-------- Data shown --------
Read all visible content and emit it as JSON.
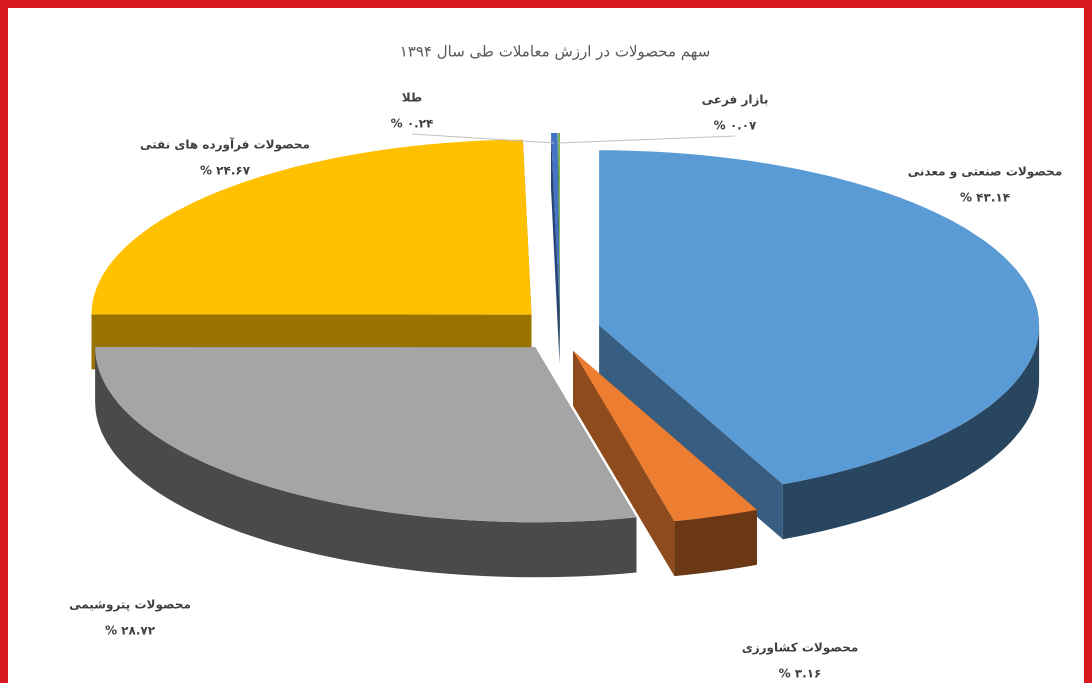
{
  "chart_data": {
    "type": "pie",
    "title": "سهم محصولات در ارزش معاملات طی سال ۱۳۹۴",
    "categories": [
      "محصولات صنعتی و معدنی",
      "محصولات کشاورزی",
      "محصولات پتروشیمی",
      "محصولات فرآورده های نفتی",
      "طلا",
      "بازار فرعی"
    ],
    "values": [
      43.14,
      3.16,
      28.72,
      24.67,
      0.24,
      0.07
    ],
    "value_labels": [
      "% ۴۳.۱۴",
      "% ۳.۱۶",
      "% ۲۸.۷۲",
      "% ۲۴.۶۷",
      "% ۰.۲۴",
      "% ۰.۰۷"
    ],
    "colors": [
      "#5b9bd5",
      "#ed7d31",
      "#a5a5a5",
      "#ffc000",
      "#4472c4",
      "#70ad47"
    ]
  }
}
--------
* Request
Replicate the material above verbatim; images stay out of the copy.

* Exercise solution
Read all visible content and emit it as JSON.
{
  "chart_data": {
    "type": "pie",
    "title": "سهم محصولات در ارزش معاملات طی سال ۱۳۹۴",
    "categories": [
      "محصولات صنعتی و معدنی",
      "محصولات کشاورزی",
      "محصولات پتروشیمی",
      "محصولات فرآورده های نفتی",
      "طلا",
      "بازار فرعی"
    ],
    "values": [
      43.14,
      3.16,
      28.72,
      24.67,
      0.24,
      0.07
    ],
    "value_labels": [
      "% ۴۳.۱۴",
      "% ۳.۱۶",
      "% ۲۸.۷۲",
      "% ۲۴.۶۷",
      "% ۰.۲۴",
      "% ۰.۰۷"
    ],
    "colors": [
      "#5b9bd5",
      "#ed7d31",
      "#a5a5a5",
      "#ffc000",
      "#4472c4",
      "#70ad47"
    ]
  }
}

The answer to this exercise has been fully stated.